(Stored entries)
══════

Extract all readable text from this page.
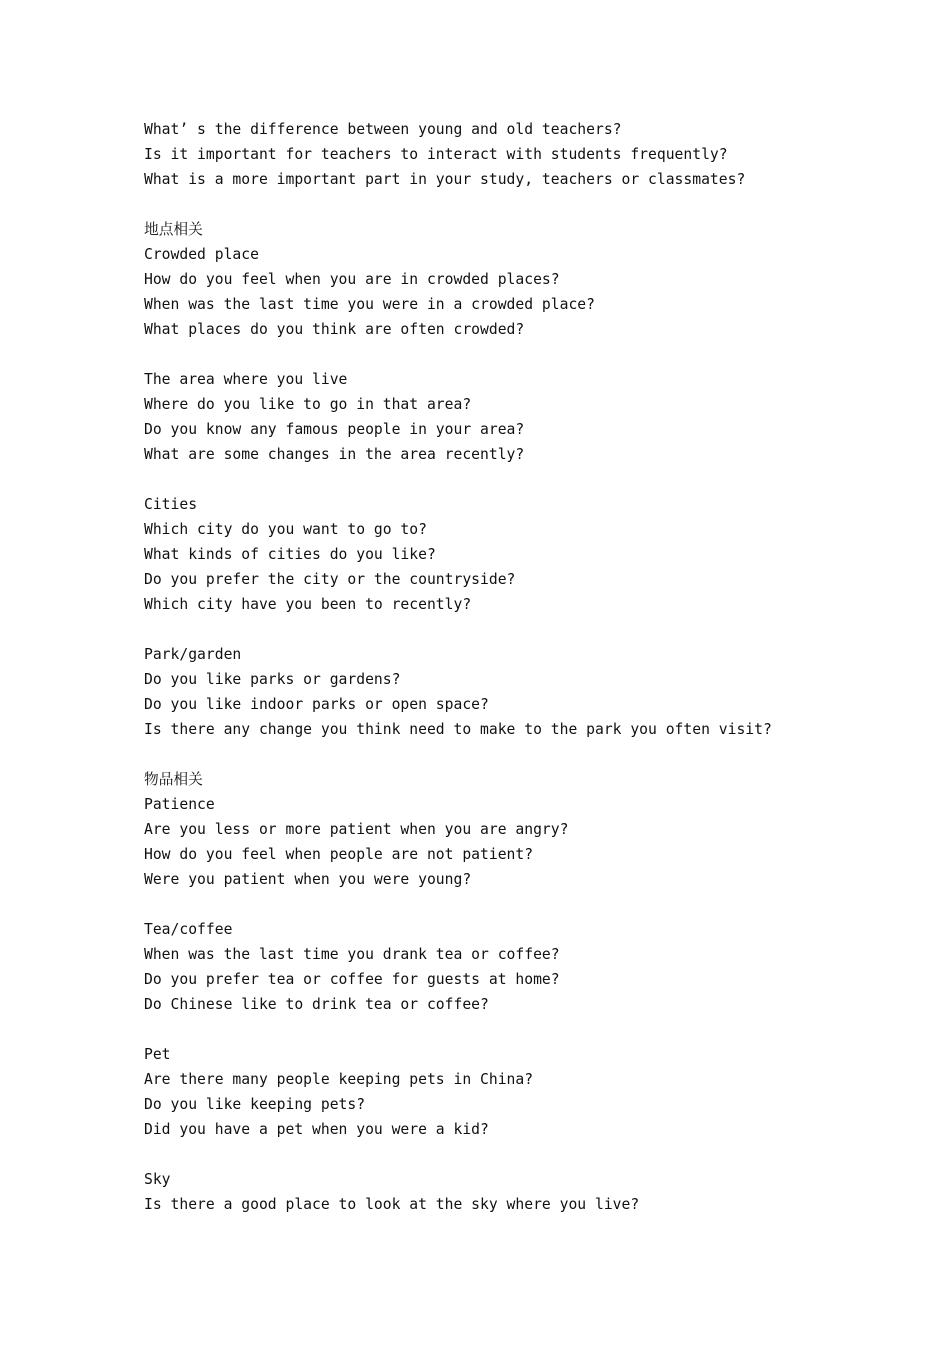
What’ s the difference between young and old teachers?
Is it important for teachers to interact with students frequently?
What is a more important part in your study, teachers or classmates?
地点相关
Crowded place
How do you feel when you are in crowded places?
When was the last time you were in a crowded place?
What places do you think are often crowded?
The area where you live
Where do you like to go in that area?
Do you know any famous people in your area?
What are some changes in the area recently?
Cities
Which city do you want to go to?
What kinds of cities do you like?
Do you prefer the city or the countryside?
Which city have you been to recently?
Park/garden
Do you like parks or gardens?
Do you like indoor parks or open space?
Is there any change you think need to make to the park you often visit?
物品相关
Patience
Are you less or more patient when you are angry?
How do you feel when people are not patient?
Were you patient when you were young?
Tea/coffee
When was the last time you drank tea or coffee?
Do you prefer tea or coffee for guests at home?
Do Chinese like to drink tea or coffee?
Pet
Are there many people keeping pets in China?
Do you like keeping pets?
Did you have a pet when you were a kid?
Sky
Is there a good place to look at the sky where you live?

══════

* **The task**:
Transcribe the preceding listing in its entirety and with exact wording, leaving out pictures.

* **Correct output**:
Extract all readable text from this page.
What’ s the difference between young and old teachers?
Is it important for teachers to interact with students frequently?
What is a more important part in your study, teachers or classmates?
地点相关
Crowded place
How do you feel when you are in crowded places?
When was the last time you were in a crowded place?
What places do you think are often crowded?
The area where you live
Where do you like to go in that area?
Do you know any famous people in your area?
What are some changes in the area recently?
Cities
Which city do you want to go to?
What kinds of cities do you like?
Do you prefer the city or the countryside?
Which city have you been to recently?
Park/garden
Do you like parks or gardens?
Do you like indoor parks or open space?
Is there any change you think need to make to the park you often visit?
物品相关
Patience
Are you less or more patient when you are angry?
How do you feel when people are not patient?
Were you patient when you were young?
Tea/coffee
When was the last time you drank tea or coffee?
Do you prefer tea or coffee for guests at home?
Do Chinese like to drink tea or coffee?
Pet
Are there many people keeping pets in China?
Do you like keeping pets?
Did you have a pet when you were a kid?
Sky
Is there a good place to look at the sky where you live?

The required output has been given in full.